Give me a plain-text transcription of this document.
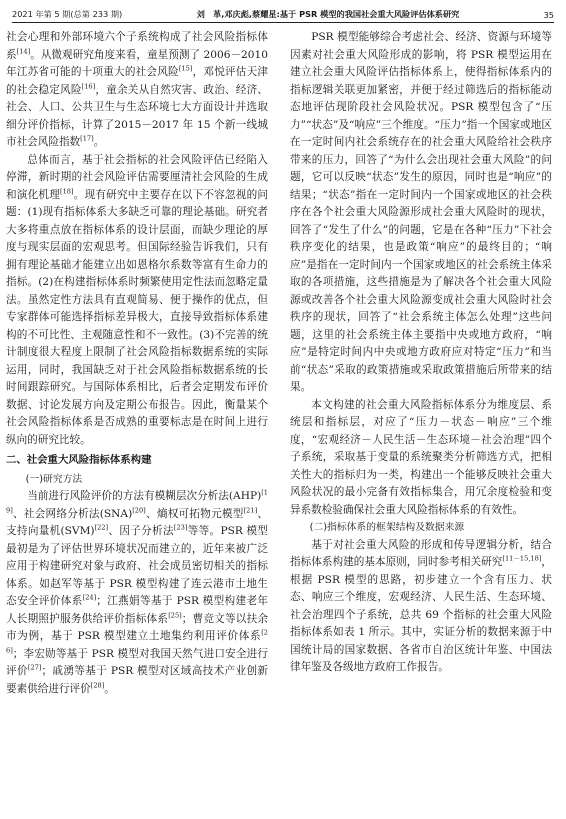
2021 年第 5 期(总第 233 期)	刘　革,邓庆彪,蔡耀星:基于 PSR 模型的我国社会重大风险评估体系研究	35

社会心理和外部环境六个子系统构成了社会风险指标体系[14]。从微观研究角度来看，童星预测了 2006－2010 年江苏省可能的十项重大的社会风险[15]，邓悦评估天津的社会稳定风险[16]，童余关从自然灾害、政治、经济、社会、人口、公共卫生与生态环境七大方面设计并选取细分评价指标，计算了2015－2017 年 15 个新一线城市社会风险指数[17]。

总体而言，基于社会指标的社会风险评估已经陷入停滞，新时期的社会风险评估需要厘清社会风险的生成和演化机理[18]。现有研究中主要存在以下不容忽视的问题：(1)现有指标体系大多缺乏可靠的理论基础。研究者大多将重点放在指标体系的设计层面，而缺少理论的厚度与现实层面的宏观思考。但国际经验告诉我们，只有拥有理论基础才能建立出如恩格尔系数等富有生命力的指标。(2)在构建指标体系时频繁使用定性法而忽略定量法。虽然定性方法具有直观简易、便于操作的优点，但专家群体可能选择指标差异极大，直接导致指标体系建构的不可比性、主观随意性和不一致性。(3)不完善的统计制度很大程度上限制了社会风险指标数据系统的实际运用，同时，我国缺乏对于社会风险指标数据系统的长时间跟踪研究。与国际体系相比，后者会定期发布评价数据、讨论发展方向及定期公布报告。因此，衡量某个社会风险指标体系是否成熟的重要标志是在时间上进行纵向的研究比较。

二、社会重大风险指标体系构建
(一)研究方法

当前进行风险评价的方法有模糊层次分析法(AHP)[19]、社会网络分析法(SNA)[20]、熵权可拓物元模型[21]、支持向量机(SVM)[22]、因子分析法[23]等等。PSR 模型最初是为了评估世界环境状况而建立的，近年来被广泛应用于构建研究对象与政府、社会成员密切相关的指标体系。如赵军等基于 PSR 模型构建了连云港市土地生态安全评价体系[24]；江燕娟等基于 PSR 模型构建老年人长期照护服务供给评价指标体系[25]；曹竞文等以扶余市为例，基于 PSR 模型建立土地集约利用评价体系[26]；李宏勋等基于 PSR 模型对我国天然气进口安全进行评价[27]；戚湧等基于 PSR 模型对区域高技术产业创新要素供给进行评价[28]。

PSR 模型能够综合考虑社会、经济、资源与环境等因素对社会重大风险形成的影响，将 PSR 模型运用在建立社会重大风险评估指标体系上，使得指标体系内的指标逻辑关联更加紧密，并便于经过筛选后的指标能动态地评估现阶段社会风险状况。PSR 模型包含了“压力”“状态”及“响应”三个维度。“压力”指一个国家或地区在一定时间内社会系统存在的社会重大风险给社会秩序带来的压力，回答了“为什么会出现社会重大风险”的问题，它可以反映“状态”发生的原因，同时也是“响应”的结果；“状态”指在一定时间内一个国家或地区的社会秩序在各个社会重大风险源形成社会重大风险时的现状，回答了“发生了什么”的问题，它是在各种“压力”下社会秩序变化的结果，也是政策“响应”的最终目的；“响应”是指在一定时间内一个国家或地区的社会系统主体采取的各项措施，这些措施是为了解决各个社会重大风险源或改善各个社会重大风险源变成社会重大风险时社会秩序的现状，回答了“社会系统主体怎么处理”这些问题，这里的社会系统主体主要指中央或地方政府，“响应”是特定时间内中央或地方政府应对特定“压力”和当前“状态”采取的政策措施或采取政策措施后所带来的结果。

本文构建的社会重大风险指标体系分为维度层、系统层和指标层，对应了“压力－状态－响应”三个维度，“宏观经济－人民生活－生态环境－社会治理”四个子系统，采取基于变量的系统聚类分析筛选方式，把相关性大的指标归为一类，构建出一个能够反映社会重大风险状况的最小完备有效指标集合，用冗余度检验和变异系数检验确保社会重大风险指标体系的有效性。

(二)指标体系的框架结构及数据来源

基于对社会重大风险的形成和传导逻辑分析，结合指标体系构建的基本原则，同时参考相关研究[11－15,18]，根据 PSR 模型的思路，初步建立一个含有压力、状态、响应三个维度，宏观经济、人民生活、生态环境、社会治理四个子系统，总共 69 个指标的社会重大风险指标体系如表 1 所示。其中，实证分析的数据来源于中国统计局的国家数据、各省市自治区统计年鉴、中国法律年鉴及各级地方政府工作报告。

• • • • • • •

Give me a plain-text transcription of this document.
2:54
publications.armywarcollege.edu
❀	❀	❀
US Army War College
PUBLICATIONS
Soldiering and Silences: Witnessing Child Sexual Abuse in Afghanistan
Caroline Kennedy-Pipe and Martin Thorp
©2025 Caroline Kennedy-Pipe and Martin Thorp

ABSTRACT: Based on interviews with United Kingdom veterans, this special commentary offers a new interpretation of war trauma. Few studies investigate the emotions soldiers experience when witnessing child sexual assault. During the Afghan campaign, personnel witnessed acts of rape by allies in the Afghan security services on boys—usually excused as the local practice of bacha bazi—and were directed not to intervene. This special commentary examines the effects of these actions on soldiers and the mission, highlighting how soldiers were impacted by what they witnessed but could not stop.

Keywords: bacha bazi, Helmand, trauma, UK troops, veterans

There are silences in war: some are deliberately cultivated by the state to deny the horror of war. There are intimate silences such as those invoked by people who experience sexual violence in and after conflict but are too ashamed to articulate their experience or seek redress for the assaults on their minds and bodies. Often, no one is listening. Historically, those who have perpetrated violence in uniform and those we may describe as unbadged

• • • • • • •

#### [What is required]
Collect every line with the string "trauma" from the records, and copy each.

#### [Answer to the task]
ABSTRACT: Based on interviews with United Kingdom veterans, this special commentary offers a new interpretation of war trauma. Few studies investigate the emotions soldiers experience when witnessing child sexual assault. During the Afghan campaign, personnel witnessed acts of rape by allies in the Afghan security services on boys—usually excused as the local practice of bacha bazi—and were directed not to intervene. This special commentary examines the effects of these actions on soldiers and the mission, highlighting how soldiers were impacted by what they witnessed but could not stop.
Keywords: bacha bazi, Helmand, trauma, UK troops, veterans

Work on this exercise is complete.